>> Begin TASK INPUT

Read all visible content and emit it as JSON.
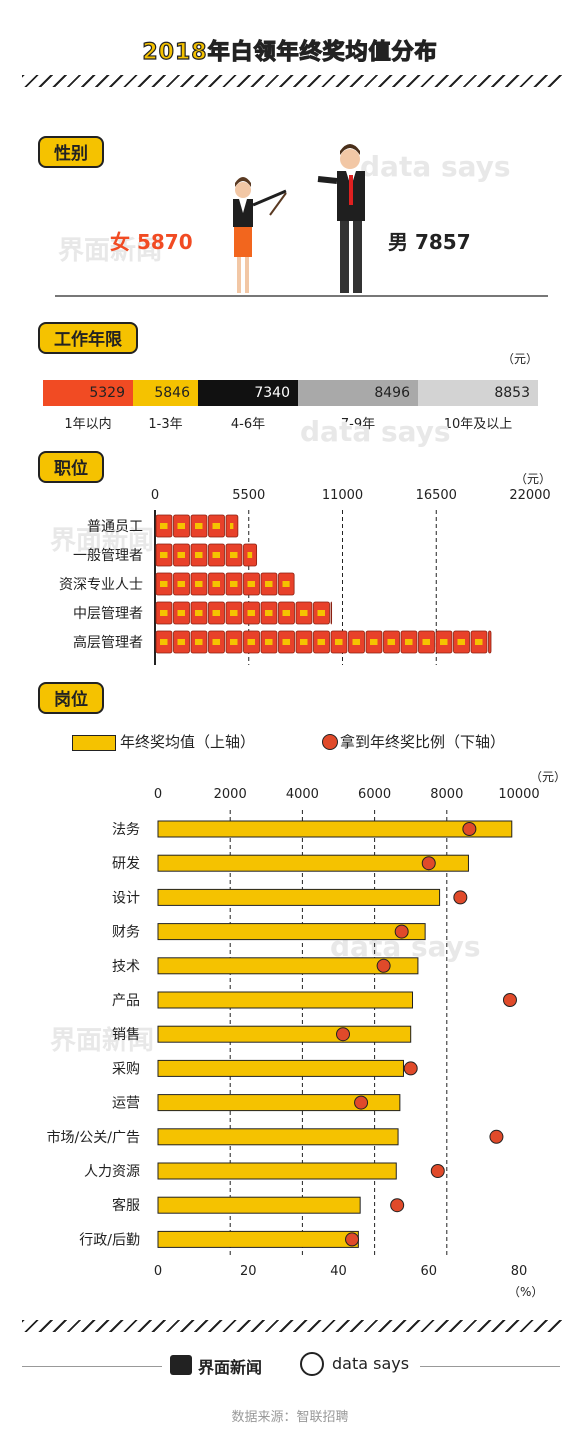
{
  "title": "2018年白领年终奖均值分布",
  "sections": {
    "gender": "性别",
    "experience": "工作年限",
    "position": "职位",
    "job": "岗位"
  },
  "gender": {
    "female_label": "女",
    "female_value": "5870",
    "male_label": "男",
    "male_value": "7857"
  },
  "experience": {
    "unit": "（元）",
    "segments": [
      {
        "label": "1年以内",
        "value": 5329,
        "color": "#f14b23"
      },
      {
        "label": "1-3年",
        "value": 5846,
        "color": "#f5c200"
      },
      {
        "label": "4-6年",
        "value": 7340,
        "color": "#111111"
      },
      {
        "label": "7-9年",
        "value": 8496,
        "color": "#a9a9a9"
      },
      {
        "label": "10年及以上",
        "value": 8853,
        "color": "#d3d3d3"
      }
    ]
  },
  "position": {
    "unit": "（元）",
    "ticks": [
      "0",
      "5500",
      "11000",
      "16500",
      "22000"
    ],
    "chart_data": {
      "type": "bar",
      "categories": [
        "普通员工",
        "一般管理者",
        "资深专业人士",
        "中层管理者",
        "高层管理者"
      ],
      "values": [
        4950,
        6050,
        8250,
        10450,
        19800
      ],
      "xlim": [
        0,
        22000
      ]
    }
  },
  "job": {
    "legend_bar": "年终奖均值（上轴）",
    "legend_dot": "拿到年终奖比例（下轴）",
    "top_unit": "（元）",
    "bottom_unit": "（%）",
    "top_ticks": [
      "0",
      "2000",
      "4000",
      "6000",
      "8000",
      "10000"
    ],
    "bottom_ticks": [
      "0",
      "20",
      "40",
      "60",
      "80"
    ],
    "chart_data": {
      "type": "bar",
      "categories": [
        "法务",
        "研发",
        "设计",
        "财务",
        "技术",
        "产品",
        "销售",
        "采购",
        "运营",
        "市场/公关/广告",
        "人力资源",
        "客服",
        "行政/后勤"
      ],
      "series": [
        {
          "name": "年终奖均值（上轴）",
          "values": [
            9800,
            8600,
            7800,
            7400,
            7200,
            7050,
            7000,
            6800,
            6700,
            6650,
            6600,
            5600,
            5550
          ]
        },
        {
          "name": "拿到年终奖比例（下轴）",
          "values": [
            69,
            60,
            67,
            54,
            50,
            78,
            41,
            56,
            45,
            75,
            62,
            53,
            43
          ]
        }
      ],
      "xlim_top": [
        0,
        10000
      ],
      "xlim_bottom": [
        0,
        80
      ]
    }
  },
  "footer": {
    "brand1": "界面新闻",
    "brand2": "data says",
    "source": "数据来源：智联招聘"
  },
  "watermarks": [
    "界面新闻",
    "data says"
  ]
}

>> End TASK INPUT

§ **PROBLEM TO SOLVE**
The data above should be repeated exactly, minus any pictures.

§ **TASK ANSWER**
Read all visible content and emit it as JSON.
{
  "title": "2018年白领年终奖均值分布",
  "sections": {
    "gender": "性别",
    "experience": "工作年限",
    "position": "职位",
    "job": "岗位"
  },
  "gender": {
    "female_label": "女",
    "female_value": "5870",
    "male_label": "男",
    "male_value": "7857"
  },
  "experience": {
    "unit": "（元）",
    "segments": [
      {
        "label": "1年以内",
        "value": 5329,
        "color": "#f14b23"
      },
      {
        "label": "1-3年",
        "value": 5846,
        "color": "#f5c200"
      },
      {
        "label": "4-6年",
        "value": 7340,
        "color": "#111111"
      },
      {
        "label": "7-9年",
        "value": 8496,
        "color": "#a9a9a9"
      },
      {
        "label": "10年及以上",
        "value": 8853,
        "color": "#d3d3d3"
      }
    ]
  },
  "position": {
    "unit": "（元）",
    "ticks": [
      "0",
      "5500",
      "11000",
      "16500",
      "22000"
    ],
    "chart_data": {
      "type": "bar",
      "categories": [
        "普通员工",
        "一般管理者",
        "资深专业人士",
        "中层管理者",
        "高层管理者"
      ],
      "values": [
        4950,
        6050,
        8250,
        10450,
        19800
      ],
      "xlim": [
        0,
        22000
      ]
    }
  },
  "job": {
    "legend_bar": "年终奖均值（上轴）",
    "legend_dot": "拿到年终奖比例（下轴）",
    "top_unit": "（元）",
    "bottom_unit": "（%）",
    "top_ticks": [
      "0",
      "2000",
      "4000",
      "6000",
      "8000",
      "10000"
    ],
    "bottom_ticks": [
      "0",
      "20",
      "40",
      "60",
      "80"
    ],
    "chart_data": {
      "type": "bar",
      "categories": [
        "法务",
        "研发",
        "设计",
        "财务",
        "技术",
        "产品",
        "销售",
        "采购",
        "运营",
        "市场/公关/广告",
        "人力资源",
        "客服",
        "行政/后勤"
      ],
      "series": [
        {
          "name": "年终奖均值（上轴）",
          "values": [
            9800,
            8600,
            7800,
            7400,
            7200,
            7050,
            7000,
            6800,
            6700,
            6650,
            6600,
            5600,
            5550
          ]
        },
        {
          "name": "拿到年终奖比例（下轴）",
          "values": [
            69,
            60,
            67,
            54,
            50,
            78,
            41,
            56,
            45,
            75,
            62,
            53,
            43
          ]
        }
      ],
      "xlim_top": [
        0,
        10000
      ],
      "xlim_bottom": [
        0,
        80
      ]
    }
  },
  "footer": {
    "brand1": "界面新闻",
    "brand2": "data says",
    "source": "数据来源：智联招聘"
  },
  "watermarks": [
    "界面新闻",
    "data says"
  ]
}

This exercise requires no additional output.